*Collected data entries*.
"""

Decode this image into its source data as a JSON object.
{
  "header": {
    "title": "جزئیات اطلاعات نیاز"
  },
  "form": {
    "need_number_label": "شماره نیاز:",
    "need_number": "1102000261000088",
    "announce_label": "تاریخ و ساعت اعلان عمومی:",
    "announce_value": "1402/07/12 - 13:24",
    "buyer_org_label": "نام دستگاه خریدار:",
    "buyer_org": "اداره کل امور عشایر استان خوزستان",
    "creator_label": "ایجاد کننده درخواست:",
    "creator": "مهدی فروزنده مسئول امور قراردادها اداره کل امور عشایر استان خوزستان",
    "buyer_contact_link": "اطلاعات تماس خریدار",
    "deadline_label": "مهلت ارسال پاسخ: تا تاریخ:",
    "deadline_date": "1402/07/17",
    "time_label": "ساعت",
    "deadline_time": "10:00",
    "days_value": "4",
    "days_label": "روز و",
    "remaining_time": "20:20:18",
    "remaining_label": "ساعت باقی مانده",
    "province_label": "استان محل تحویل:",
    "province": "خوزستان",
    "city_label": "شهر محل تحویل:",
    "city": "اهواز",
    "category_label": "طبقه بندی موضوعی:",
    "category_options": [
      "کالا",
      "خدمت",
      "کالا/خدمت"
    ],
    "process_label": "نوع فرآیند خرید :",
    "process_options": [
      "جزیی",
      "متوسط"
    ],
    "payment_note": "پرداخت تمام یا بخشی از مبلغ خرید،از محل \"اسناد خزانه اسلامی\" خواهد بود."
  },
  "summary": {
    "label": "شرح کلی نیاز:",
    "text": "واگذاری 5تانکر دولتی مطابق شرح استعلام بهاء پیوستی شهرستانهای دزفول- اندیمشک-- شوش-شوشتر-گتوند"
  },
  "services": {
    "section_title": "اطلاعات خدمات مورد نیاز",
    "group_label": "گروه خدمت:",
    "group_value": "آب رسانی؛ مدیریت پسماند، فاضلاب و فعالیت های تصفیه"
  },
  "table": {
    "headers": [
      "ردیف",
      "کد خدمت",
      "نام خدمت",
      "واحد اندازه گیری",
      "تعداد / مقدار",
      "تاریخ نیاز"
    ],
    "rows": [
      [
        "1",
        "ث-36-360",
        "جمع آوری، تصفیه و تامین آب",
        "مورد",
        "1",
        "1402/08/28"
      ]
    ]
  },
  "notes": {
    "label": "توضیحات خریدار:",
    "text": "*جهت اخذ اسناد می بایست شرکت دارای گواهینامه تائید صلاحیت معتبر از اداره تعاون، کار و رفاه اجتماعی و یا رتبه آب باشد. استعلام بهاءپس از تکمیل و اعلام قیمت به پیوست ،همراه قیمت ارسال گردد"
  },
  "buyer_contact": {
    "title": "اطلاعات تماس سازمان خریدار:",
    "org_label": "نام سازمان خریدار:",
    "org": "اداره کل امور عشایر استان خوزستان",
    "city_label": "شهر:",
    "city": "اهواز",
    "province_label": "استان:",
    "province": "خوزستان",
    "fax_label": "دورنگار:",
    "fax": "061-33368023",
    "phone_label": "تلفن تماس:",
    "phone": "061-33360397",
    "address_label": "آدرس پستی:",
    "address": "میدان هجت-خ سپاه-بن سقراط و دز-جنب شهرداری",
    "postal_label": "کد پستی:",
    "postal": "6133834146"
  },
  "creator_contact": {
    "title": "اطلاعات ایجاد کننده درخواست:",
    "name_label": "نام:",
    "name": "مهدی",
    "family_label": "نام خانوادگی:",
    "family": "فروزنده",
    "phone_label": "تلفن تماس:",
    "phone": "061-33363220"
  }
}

"""

*Objective*. Extract each line from the listing above, please, and repeat it exactly.

*Result*.
Decode this image into its source data as a JSON object.
{
  "header": {
    "title": "جزئیات اطلاعات نیاز"
  },
  "form": {
    "need_number_label": "شماره نیاز:",
    "need_number": "1102000261000088",
    "announce_label": "تاریخ و ساعت اعلان عمومی:",
    "announce_value": "1402/07/12 - 13:24",
    "buyer_org_label": "نام دستگاه خریدار:",
    "buyer_org": "اداره کل امور عشایر استان خوزستان",
    "creator_label": "ایجاد کننده درخواست:",
    "creator": "مهدی فروزنده مسئول امور قراردادها اداره کل امور عشایر استان خوزستان",
    "buyer_contact_link": "اطلاعات تماس خریدار",
    "deadline_label": "مهلت ارسال پاسخ: تا تاریخ:",
    "deadline_date": "1402/07/17",
    "time_label": "ساعت",
    "deadline_time": "10:00",
    "days_value": "4",
    "days_label": "روز و",
    "remaining_time": "20:20:18",
    "remaining_label": "ساعت باقی مانده",
    "province_label": "استان محل تحویل:",
    "province": "خوزستان",
    "city_label": "شهر محل تحویل:",
    "city": "اهواز",
    "category_label": "طبقه بندی موضوعی:",
    "category_options": [
      "کالا",
      "خدمت",
      "کالا/خدمت"
    ],
    "process_label": "نوع فرآیند خرید :",
    "process_options": [
      "جزیی",
      "متوسط"
    ],
    "payment_note": "پرداخت تمام یا بخشی از مبلغ خرید،از محل \"اسناد خزانه اسلامی\" خواهد بود."
  },
  "summary": {
    "label": "شرح کلی نیاز:",
    "text": "واگذاری 5تانکر دولتی مطابق شرح استعلام بهاء پیوستی شهرستانهای دزفول- اندیمشک-- شوش-شوشتر-گتوند"
  },
  "services": {
    "section_title": "اطلاعات خدمات مورد نیاز",
    "group_label": "گروه خدمت:",
    "group_value": "آب رسانی؛ مدیریت پسماند، فاضلاب و فعالیت های تصفیه"
  },
  "table": {
    "headers": [
      "ردیف",
      "کد خدمت",
      "نام خدمت",
      "واحد اندازه گیری",
      "تعداد / مقدار",
      "تاریخ نیاز"
    ],
    "rows": [
      [
        "1",
        "ث-36-360",
        "جمع آوری، تصفیه و تامین آب",
        "مورد",
        "1",
        "1402/08/28"
      ]
    ]
  },
  "notes": {
    "label": "توضیحات خریدار:",
    "text": "*جهت اخذ اسناد می بایست شرکت دارای گواهینامه تائید صلاحیت معتبر از اداره تعاون، کار و رفاه اجتماعی و یا رتبه آب باشد. استعلام بهاءپس از تکمیل و اعلام قیمت به پیوست ،همراه قیمت ارسال گردد"
  },
  "buyer_contact": {
    "title": "اطلاعات تماس سازمان خریدار:",
    "org_label": "نام سازمان خریدار:",
    "org": "اداره کل امور عشایر استان خوزستان",
    "city_label": "شهر:",
    "city": "اهواز",
    "province_label": "استان:",
    "province": "خوزستان",
    "fax_label": "دورنگار:",
    "fax": "061-33368023",
    "phone_label": "تلفن تماس:",
    "phone": "061-33360397",
    "address_label": "آدرس پستی:",
    "address": "میدان هجت-خ سپاه-بن سقراط و دز-جنب شهرداری",
    "postal_label": "کد پستی:",
    "postal": "6133834146"
  },
  "creator_contact": {
    "title": "اطلاعات ایجاد کننده درخواست:",
    "name_label": "نام:",
    "name": "مهدی",
    "family_label": "نام خانوادگی:",
    "family": "فروزنده",
    "phone_label": "تلفن تماس:",
    "phone": "061-33363220"
  }
}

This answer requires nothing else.